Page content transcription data
━━━━━━━━━━
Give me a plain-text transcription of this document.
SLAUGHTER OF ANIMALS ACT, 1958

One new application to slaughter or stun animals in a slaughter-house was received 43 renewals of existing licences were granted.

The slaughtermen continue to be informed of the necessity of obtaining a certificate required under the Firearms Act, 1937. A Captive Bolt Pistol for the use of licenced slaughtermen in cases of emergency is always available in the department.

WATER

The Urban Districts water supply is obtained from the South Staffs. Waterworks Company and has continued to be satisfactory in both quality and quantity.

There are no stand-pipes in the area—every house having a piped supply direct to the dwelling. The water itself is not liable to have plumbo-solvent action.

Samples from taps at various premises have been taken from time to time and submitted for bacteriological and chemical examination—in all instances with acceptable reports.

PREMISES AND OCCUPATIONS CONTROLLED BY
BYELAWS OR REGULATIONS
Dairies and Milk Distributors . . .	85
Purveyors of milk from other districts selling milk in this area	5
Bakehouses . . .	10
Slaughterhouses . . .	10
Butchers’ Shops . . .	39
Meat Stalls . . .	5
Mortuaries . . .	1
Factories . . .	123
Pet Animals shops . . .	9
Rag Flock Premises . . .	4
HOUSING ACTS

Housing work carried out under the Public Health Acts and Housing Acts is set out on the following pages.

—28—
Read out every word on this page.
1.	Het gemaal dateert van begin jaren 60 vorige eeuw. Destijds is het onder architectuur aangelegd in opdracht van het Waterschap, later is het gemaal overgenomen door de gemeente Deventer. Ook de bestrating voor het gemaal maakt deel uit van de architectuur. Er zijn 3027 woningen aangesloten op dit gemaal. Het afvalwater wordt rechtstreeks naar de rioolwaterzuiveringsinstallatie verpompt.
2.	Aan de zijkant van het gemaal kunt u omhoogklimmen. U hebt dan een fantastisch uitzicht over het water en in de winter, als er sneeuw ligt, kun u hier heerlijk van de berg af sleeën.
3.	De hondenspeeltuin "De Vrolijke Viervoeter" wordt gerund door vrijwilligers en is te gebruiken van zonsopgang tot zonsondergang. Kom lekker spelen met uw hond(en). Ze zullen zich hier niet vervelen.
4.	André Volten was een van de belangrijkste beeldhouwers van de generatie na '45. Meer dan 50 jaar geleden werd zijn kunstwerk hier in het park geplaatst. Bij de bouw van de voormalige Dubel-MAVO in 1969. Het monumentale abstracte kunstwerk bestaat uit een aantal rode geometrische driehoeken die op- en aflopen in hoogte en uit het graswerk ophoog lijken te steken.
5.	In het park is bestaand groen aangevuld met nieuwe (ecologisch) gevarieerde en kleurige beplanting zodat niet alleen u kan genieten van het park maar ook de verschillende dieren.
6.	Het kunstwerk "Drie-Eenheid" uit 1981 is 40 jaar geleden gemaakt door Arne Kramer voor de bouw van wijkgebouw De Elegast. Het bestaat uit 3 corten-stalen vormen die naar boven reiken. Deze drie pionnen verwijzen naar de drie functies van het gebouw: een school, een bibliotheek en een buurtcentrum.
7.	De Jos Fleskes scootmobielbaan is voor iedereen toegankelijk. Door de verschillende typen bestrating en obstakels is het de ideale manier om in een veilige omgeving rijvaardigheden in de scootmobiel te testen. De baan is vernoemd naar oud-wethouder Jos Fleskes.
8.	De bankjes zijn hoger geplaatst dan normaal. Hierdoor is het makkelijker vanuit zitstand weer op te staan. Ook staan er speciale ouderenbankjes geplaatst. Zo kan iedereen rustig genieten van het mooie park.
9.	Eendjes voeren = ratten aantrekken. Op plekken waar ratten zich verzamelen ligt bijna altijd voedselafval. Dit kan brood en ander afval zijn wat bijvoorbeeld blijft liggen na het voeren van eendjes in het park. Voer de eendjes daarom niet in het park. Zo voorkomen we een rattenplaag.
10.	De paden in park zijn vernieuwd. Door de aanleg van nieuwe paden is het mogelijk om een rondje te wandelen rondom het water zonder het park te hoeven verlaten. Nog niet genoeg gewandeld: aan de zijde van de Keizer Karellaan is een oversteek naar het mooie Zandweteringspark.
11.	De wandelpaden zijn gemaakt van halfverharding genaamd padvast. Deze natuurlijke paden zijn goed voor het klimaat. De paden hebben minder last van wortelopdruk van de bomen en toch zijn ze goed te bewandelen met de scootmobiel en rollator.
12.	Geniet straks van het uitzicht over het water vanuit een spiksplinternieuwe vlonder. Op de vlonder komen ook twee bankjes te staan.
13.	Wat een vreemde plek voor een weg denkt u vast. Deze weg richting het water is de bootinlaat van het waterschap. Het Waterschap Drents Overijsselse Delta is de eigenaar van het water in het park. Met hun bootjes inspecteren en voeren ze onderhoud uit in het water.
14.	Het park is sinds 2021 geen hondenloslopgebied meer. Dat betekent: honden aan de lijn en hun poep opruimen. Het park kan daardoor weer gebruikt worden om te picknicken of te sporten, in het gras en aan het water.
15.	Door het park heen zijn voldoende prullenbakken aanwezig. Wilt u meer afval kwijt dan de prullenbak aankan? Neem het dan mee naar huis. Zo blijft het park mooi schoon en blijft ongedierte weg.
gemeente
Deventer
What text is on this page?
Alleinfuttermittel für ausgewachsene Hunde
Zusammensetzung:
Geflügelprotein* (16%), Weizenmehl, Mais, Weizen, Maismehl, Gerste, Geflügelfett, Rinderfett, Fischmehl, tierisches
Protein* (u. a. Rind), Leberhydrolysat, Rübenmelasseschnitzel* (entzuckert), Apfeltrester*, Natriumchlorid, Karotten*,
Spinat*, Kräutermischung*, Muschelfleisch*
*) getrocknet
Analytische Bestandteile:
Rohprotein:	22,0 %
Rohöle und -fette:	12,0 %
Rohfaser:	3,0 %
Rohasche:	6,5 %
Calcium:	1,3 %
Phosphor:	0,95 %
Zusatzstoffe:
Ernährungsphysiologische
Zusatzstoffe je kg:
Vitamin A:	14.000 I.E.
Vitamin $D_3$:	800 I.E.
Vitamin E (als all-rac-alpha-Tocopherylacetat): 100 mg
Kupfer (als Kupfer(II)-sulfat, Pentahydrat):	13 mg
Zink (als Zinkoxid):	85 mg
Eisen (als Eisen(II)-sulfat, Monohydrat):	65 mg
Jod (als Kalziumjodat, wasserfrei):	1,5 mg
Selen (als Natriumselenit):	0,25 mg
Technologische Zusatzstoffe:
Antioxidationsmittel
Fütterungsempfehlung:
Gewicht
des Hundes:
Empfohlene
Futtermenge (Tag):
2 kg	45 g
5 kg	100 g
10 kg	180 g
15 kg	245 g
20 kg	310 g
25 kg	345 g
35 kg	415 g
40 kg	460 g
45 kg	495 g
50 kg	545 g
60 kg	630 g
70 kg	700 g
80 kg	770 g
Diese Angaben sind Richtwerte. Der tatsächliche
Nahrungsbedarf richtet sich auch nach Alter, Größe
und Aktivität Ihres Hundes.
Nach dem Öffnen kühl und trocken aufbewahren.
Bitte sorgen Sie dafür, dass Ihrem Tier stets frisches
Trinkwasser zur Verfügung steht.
━━━━━━━━━━
# Assignment
Only the lines from the one with "What text is on this page?" through the last line of the records belong in the answer, each copied exactly.

# Written reply
What text is on this page?
Alleinfuttermittel für ausgewachsene Hunde
Zusammensetzung:
Geflügelprotein* (16%), Weizenmehl, Mais, Weizen, Maismehl, Gerste, Geflügelfett, Rinderfett, Fischmehl, tierisches
Protein* (u. a. Rind), Leberhydrolysat, Rübenmelasseschnitzel* (entzuckert), Apfeltrester*, Natriumchlorid, Karotten*,
Spinat*, Kräutermischung*, Muschelfleisch*
*) getrocknet
Analytische Bestandteile:
Rohprotein:	22,0 %
Rohöle und -fette:	12,0 %
Rohfaser:	3,0 %
Rohasche:	6,5 %
Calcium:	1,3 %
Phosphor:	0,95 %
Zusatzstoffe:
Ernährungsphysiologische
Zusatzstoffe je kg:
Vitamin A:	14.000 I.E.
Vitamin $D_3$:	800 I.E.
Vitamin E (als all-rac-alpha-Tocopherylacetat): 100 mg
Kupfer (als Kupfer(II)-sulfat, Pentahydrat):	13 mg
Zink (als Zinkoxid):	85 mg
Eisen (als Eisen(II)-sulfat, Monohydrat):	65 mg
Jod (als Kalziumjodat, wasserfrei):	1,5 mg
Selen (als Natriumselenit):	0,25 mg
Technologische Zusatzstoffe:
Antioxidationsmittel
Fütterungsempfehlung:
Gewicht
des Hundes:
Empfohlene
Futtermenge (Tag):
2 kg	45 g
5 kg	100 g
10 kg	180 g
15 kg	245 g
20 kg	310 g
25 kg	345 g
35 kg	415 g
40 kg	460 g
45 kg	495 g
50 kg	545 g
60 kg	630 g
70 kg	700 g
80 kg	770 g
Diese Angaben sind Richtwerte. Der tatsächliche
Nahrungsbedarf richtet sich auch nach Alter, Größe
und Aktivität Ihres Hundes.
Nach dem Öffnen kühl und trocken aufbewahren.
Bitte sorgen Sie dafür, dass Ihrem Tier stets frisches
Trinkwasser zur Verfügung steht.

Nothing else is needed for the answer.